↓

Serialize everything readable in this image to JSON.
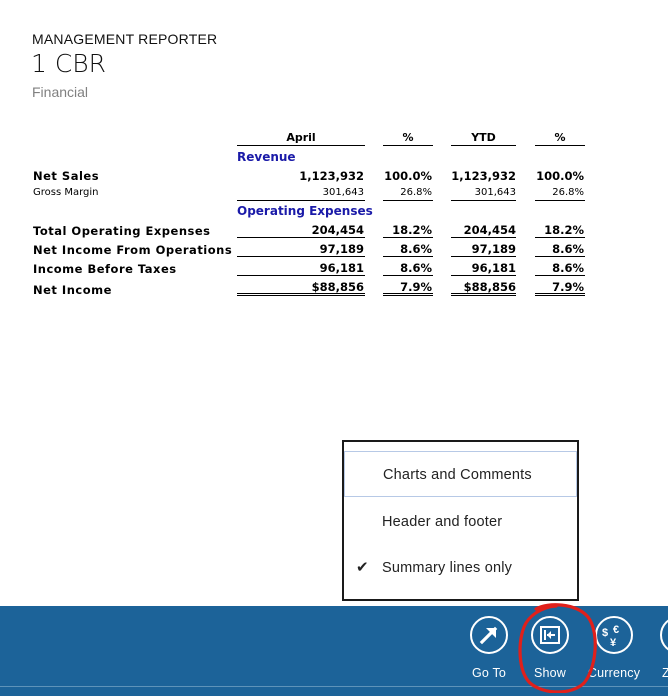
{
  "header": {
    "app_title": "MANAGEMENT REPORTER",
    "page_title": "1 CBR",
    "subtitle": "Financial"
  },
  "report": {
    "columns": [
      "April",
      "%",
      "YTD",
      "%"
    ],
    "sections": {
      "revenue": "Revenue",
      "operating_expenses": "Operating Expenses"
    },
    "rows": [
      {
        "label": "Net Sales",
        "values": [
          "1,123,932",
          "100.0%",
          "1,123,932",
          "100.0%"
        ]
      },
      {
        "label": "Gross Margin",
        "values": [
          "301,643",
          "26.8%",
          "301,643",
          "26.8%"
        ]
      },
      {
        "label": "Total Operating Expenses",
        "values": [
          "204,454",
          "18.2%",
          "204,454",
          "18.2%"
        ]
      },
      {
        "label": "Net Income From Operations",
        "values": [
          "97,189",
          "8.6%",
          "97,189",
          "8.6%"
        ]
      },
      {
        "label": "Income Before Taxes",
        "values": [
          "96,181",
          "8.6%",
          "96,181",
          "8.6%"
        ]
      },
      {
        "label": "Net Income",
        "values": [
          "$88,856",
          "7.9%",
          "$88,856",
          "7.9%"
        ]
      }
    ]
  },
  "show_menu": {
    "items": [
      {
        "label": "Charts and Comments",
        "checked": false
      },
      {
        "label": "Header and footer",
        "checked": false
      },
      {
        "label": "Summary lines only",
        "checked": true
      }
    ],
    "check_glyph": "✔"
  },
  "appbar": {
    "buttons": [
      {
        "label": "Go To",
        "icon": "arrow-up-right-icon"
      },
      {
        "label": "Show",
        "icon": "show-panel-icon"
      },
      {
        "label": "Currency",
        "icon": "currency-icon"
      },
      {
        "label": "Z",
        "icon": "zoom-icon"
      }
    ],
    "currency_symbols": {
      "dollar": "$",
      "euro": "€",
      "yen": "¥"
    },
    "colors": {
      "bar": "#1c6399",
      "annotation": "#e0201b"
    }
  }
}
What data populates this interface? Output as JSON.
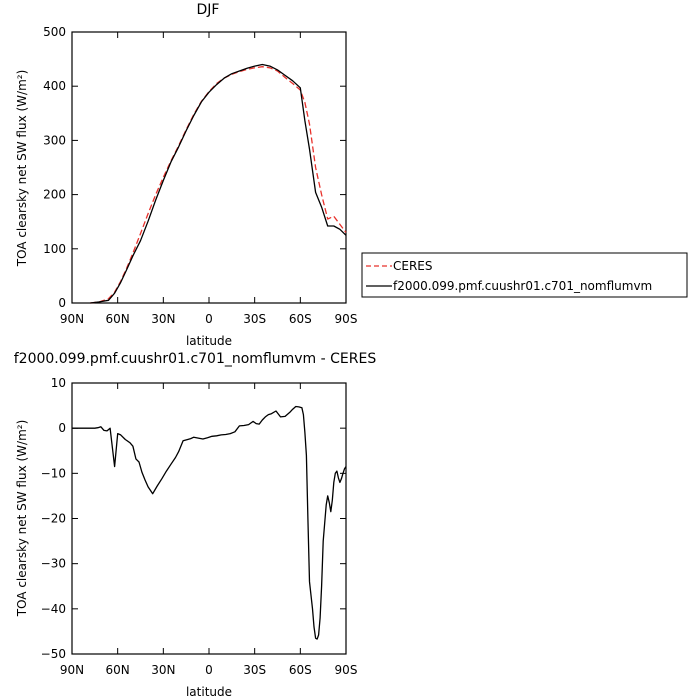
{
  "chart_data": [
    {
      "type": "line",
      "title": "DJF",
      "xlabel": "latitude",
      "ylabel": "TOA clearsky net SW flux (W/m²)",
      "xlim": [
        -90,
        90
      ],
      "ylim": [
        0,
        500
      ],
      "xticks": [
        -90,
        -60,
        -30,
        0,
        30,
        60,
        90
      ],
      "xtick_labels": [
        "90N",
        "60N",
        "30N",
        "0",
        "30S",
        "60S",
        "90S"
      ],
      "yticks": [
        0,
        100,
        200,
        300,
        400,
        500
      ],
      "ytick_labels": [
        "0",
        "100",
        "200",
        "300",
        "400",
        "500"
      ],
      "legend_position": "outside-right",
      "series": [
        {
          "name": "CERES",
          "color": "#e8312b",
          "style": "dashed",
          "x": [
            -78,
            -72,
            -66,
            -62,
            -58,
            -54,
            -50,
            -45,
            -40,
            -35,
            -30,
            -25,
            -20,
            -15,
            -10,
            -5,
            0,
            5,
            10,
            15,
            20,
            25,
            30,
            35,
            40,
            45,
            50,
            55,
            60,
            63,
            66,
            70,
            74,
            78,
            82,
            86,
            90
          ],
          "y": [
            0,
            2,
            8,
            20,
            40,
            65,
            92,
            128,
            165,
            200,
            232,
            262,
            290,
            320,
            348,
            372,
            390,
            405,
            415,
            422,
            427,
            431,
            434,
            436,
            434,
            428,
            416,
            405,
            393,
            370,
            330,
            250,
            200,
            155,
            160,
            145,
            130
          ]
        },
        {
          "name": "f2000.099.pmf.cuushr01.c701_nomflumvm",
          "color": "#000000",
          "style": "solid",
          "x": [
            -78,
            -72,
            -66,
            -62,
            -58,
            -54,
            -50,
            -45,
            -40,
            -35,
            -30,
            -25,
            -20,
            -15,
            -10,
            -5,
            0,
            5,
            10,
            15,
            20,
            25,
            30,
            35,
            40,
            45,
            50,
            55,
            60,
            63,
            66,
            70,
            74,
            78,
            82,
            86,
            90
          ],
          "y": [
            0,
            2,
            5,
            18,
            38,
            62,
            87,
            115,
            151,
            190,
            226,
            260,
            288,
            318,
            346,
            371,
            389,
            403,
            415,
            423,
            428,
            433,
            437,
            440,
            437,
            430,
            420,
            410,
            397,
            336,
            284,
            204,
            177,
            142,
            142,
            136,
            125
          ]
        }
      ]
    },
    {
      "type": "line",
      "title": "f2000.099.pmf.cuushr01.c701_nomflumvm - CERES",
      "xlabel": "latitude",
      "ylabel": "TOA clearsky net SW flux (W/m²)",
      "xlim": [
        -90,
        90
      ],
      "ylim": [
        -50,
        10
      ],
      "xticks": [
        -90,
        -60,
        -30,
        0,
        30,
        60,
        90
      ],
      "xtick_labels": [
        "90N",
        "60N",
        "30N",
        "0",
        "30S",
        "60S",
        "90S"
      ],
      "yticks": [
        -50,
        -40,
        -30,
        -20,
        -10,
        0,
        10
      ],
      "ytick_labels": [
        "−50",
        "−40",
        "−30",
        "−20",
        "−10",
        "0",
        "10"
      ],
      "series": [
        {
          "name": "",
          "color": "#000000",
          "style": "solid",
          "x": [
            -90,
            -80,
            -75,
            -73,
            -71,
            -69,
            -67,
            -65,
            -62,
            -60,
            -58,
            -55,
            -52,
            -50,
            -48,
            -46,
            -44,
            -42,
            -40,
            -37,
            -34,
            -31,
            -28,
            -25,
            -22,
            -20,
            -17,
            -14,
            -12,
            -10,
            -7,
            -4,
            -1,
            2,
            5,
            8,
            11,
            14,
            17,
            20,
            23,
            26,
            29,
            31,
            33,
            35,
            37,
            39,
            41,
            44,
            47,
            50,
            53,
            55,
            57,
            59,
            61,
            62,
            63,
            64,
            65,
            66,
            67,
            68,
            69,
            70,
            71,
            72,
            73,
            74,
            75,
            76,
            77,
            78,
            79,
            80,
            81,
            82,
            83,
            84,
            85,
            86,
            87,
            88,
            89,
            90
          ],
          "y": [
            0,
            0,
            0,
            0.1,
            0.3,
            -0.5,
            -0.6,
            0,
            -8.5,
            -1.2,
            -1.5,
            -2.5,
            -3.2,
            -4,
            -6.8,
            -7.5,
            -9.8,
            -11.5,
            -13,
            -14.5,
            -12.8,
            -11.2,
            -9.5,
            -8,
            -6.5,
            -5.2,
            -2.8,
            -2.5,
            -2.3,
            -2,
            -2.2,
            -2.4,
            -2.1,
            -1.8,
            -1.7,
            -1.5,
            -1.4,
            -1.2,
            -0.8,
            0.5,
            0.6,
            0.8,
            1.5,
            1.0,
            0.9,
            1.8,
            2.5,
            3.0,
            3.2,
            3.8,
            2.5,
            2.6,
            3.5,
            4.2,
            4.8,
            4.7,
            4.5,
            3.0,
            -1.0,
            -6.0,
            -20.0,
            -34.0,
            -37.0,
            -40.0,
            -44.0,
            -46.5,
            -46.7,
            -45.8,
            -42.0,
            -35.0,
            -25.0,
            -21.0,
            -17.0,
            -15.0,
            -16.5,
            -18.5,
            -16.0,
            -12.0,
            -10.0,
            -9.5,
            -11.0,
            -12.0,
            -11.2,
            -10.0,
            -9.0,
            -8.5
          ]
        }
      ]
    }
  ]
}
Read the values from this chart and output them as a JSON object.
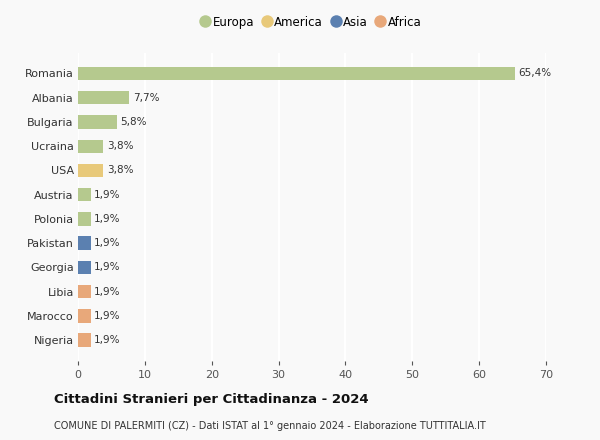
{
  "countries": [
    "Romania",
    "Albania",
    "Bulgaria",
    "Ucraina",
    "USA",
    "Austria",
    "Polonia",
    "Pakistan",
    "Georgia",
    "Libia",
    "Marocco",
    "Nigeria"
  ],
  "values": [
    65.4,
    7.7,
    5.8,
    3.8,
    3.8,
    1.9,
    1.9,
    1.9,
    1.9,
    1.9,
    1.9,
    1.9
  ],
  "labels": [
    "65,4%",
    "7,7%",
    "5,8%",
    "3,8%",
    "3,8%",
    "1,9%",
    "1,9%",
    "1,9%",
    "1,9%",
    "1,9%",
    "1,9%",
    "1,9%"
  ],
  "colors": [
    "#b5c98e",
    "#b5c98e",
    "#b5c98e",
    "#b5c98e",
    "#e8c97a",
    "#b5c98e",
    "#b5c98e",
    "#5b80b0",
    "#5b80b0",
    "#e8a87a",
    "#e8a87a",
    "#e8a87a"
  ],
  "legend": [
    {
      "label": "Europa",
      "color": "#b5c98e"
    },
    {
      "label": "America",
      "color": "#e8c97a"
    },
    {
      "label": "Asia",
      "color": "#5b80b0"
    },
    {
      "label": "Africa",
      "color": "#e8a87a"
    }
  ],
  "xlim": [
    0,
    70
  ],
  "xticks": [
    0,
    10,
    20,
    30,
    40,
    50,
    60,
    70
  ],
  "title": "Cittadini Stranieri per Cittadinanza - 2024",
  "subtitle": "COMUNE DI PALERMITI (CZ) - Dati ISTAT al 1° gennaio 2024 - Elaborazione TUTTITALIA.IT",
  "bg_color": "#f9f9f9",
  "grid_color": "#ffffff",
  "bar_height": 0.55,
  "bar_alpha": 1.0,
  "label_fontsize": 7.5,
  "ytick_fontsize": 8,
  "xtick_fontsize": 8
}
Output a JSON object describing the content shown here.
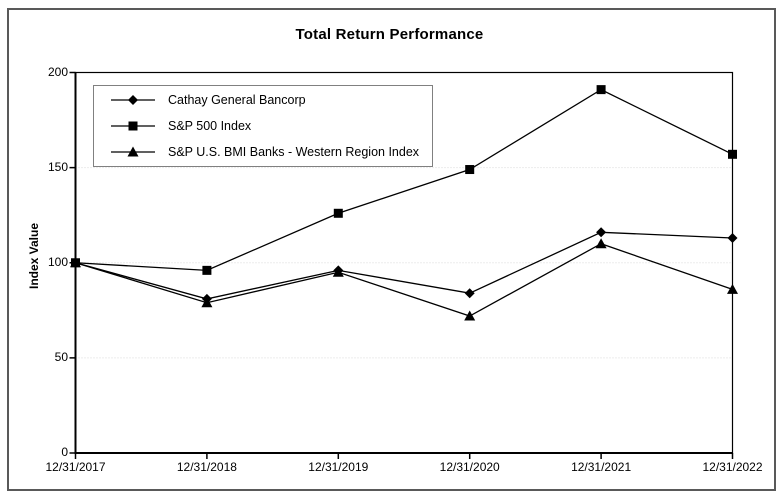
{
  "chart_data": {
    "type": "line",
    "title": "Total Return Performance",
    "xlabel": "",
    "ylabel": "Index Value",
    "x": [
      "12/31/2017",
      "12/31/2018",
      "12/31/2019",
      "12/31/2020",
      "12/31/2021",
      "12/31/2022"
    ],
    "series": [
      {
        "name": "Cathay General Bancorp",
        "marker": "diamond",
        "values": [
          100,
          81,
          96,
          84,
          116,
          113
        ]
      },
      {
        "name": "S&P 500 Index",
        "marker": "square",
        "values": [
          100,
          96,
          126,
          149,
          191,
          157
        ]
      },
      {
        "name": "S&P U.S. BMI Banks - Western Region Index",
        "marker": "triangle",
        "values": [
          100,
          79,
          95,
          72,
          110,
          86
        ]
      }
    ],
    "ylim": [
      0,
      200
    ],
    "yticks": [
      0,
      50,
      100,
      150,
      200
    ],
    "gridlines": [
      50,
      100,
      150
    ],
    "grid_style": "dotted",
    "legend_position": "top-left-inside",
    "colors": {
      "series": "#000000",
      "grid": "#d9d9d9",
      "axis": "#000000",
      "outer_border": "#595959",
      "legend_border": "#808080",
      "background": "#ffffff"
    }
  }
}
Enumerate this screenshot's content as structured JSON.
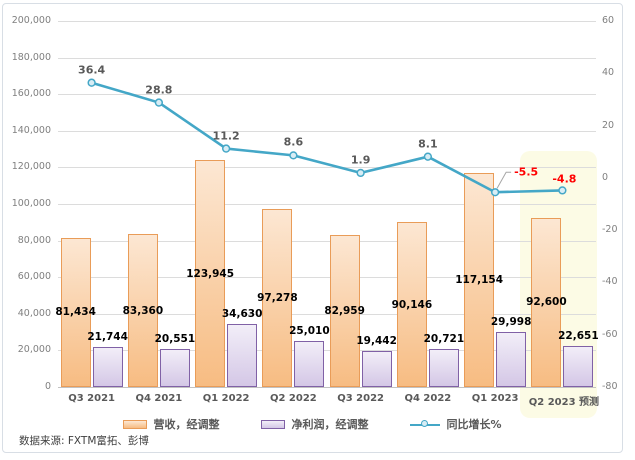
{
  "source_note": "数据来源: FXTM富拓、彭博",
  "legend": {
    "items": [
      {
        "label": "营收，经调整",
        "marker": "bar-orange"
      },
      {
        "label": "净利润，经调整",
        "marker": "bar-purple"
      },
      {
        "label": "同比增长%",
        "marker": "line-teal"
      }
    ]
  },
  "colors": {
    "revenue_fill_top": "#FCE7D3",
    "revenue_fill_bottom": "#F7BC82",
    "revenue_border": "#E99C58",
    "profit_fill_top": "#F2EEF8",
    "profit_fill_bottom": "#D4C7E6",
    "profit_border": "#8061A6",
    "line": "#44A7C7",
    "marker_fill": "#D8EDF5",
    "bar_label": "#000000",
    "line_label": "#595959",
    "negative_label": "#FF0000",
    "leader_line": "#A6A6A6",
    "highlight_bg": "#FCFBE5"
  },
  "chart_data": {
    "type": "combo-bar-line",
    "categories": [
      "Q3 2021",
      "Q4 2021",
      "Q1 2022",
      "Q2 2022",
      "Q3 2022",
      "Q4 2022",
      "Q1 2023",
      "Q2 2023 预测"
    ],
    "series": [
      {
        "name": "营收，经调整",
        "type": "bar",
        "axis": "left",
        "values": [
          81434,
          83360,
          123945,
          97278,
          82959,
          90146,
          117154,
          92600
        ],
        "labels": [
          "81,434",
          "83,360",
          "123,945",
          "97,278",
          "82,959",
          "90,146",
          "117,154",
          "92,600"
        ]
      },
      {
        "name": "净利润，经调整",
        "type": "bar",
        "axis": "left",
        "values": [
          21744,
          20551,
          34630,
          25010,
          19442,
          20721,
          29998,
          22651
        ],
        "labels": [
          "21,744",
          "20,551",
          "34,630",
          "25,010",
          "19,442",
          "20,721",
          "29,998",
          "22,651"
        ]
      },
      {
        "name": "同比增长%",
        "type": "line",
        "axis": "right",
        "values": [
          36.4,
          28.8,
          11.2,
          8.6,
          1.9,
          8.1,
          -5.5,
          -4.8
        ],
        "labels": [
          "36.4",
          "28.8",
          "11.2",
          "8.6",
          "1.9",
          "8.1",
          "-5.5",
          "-4.8"
        ]
      }
    ],
    "left_axis": {
      "min": 0,
      "max": 200000,
      "step": 20000,
      "tick_labels": [
        "0",
        "20,000",
        "40,000",
        "60,000",
        "80,000",
        "100,000",
        "120,000",
        "140,000",
        "160,000",
        "180,000",
        "200,000"
      ]
    },
    "right_axis": {
      "min": -80,
      "max": 60,
      "step": 20,
      "tick_labels": [
        "60",
        "40",
        "20",
        "0",
        "-20",
        "-40",
        "-60",
        "-80"
      ]
    },
    "highlight_category": "Q2 2023 预测",
    "grid": true,
    "legend_position": "bottom"
  }
}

↑

• _What you have to do_
Using the records above, copy each line that contains "object".

• _Result for this task_
Read the values from this chart and output them as a JSON object.
Output a JSON object describing the content shown here.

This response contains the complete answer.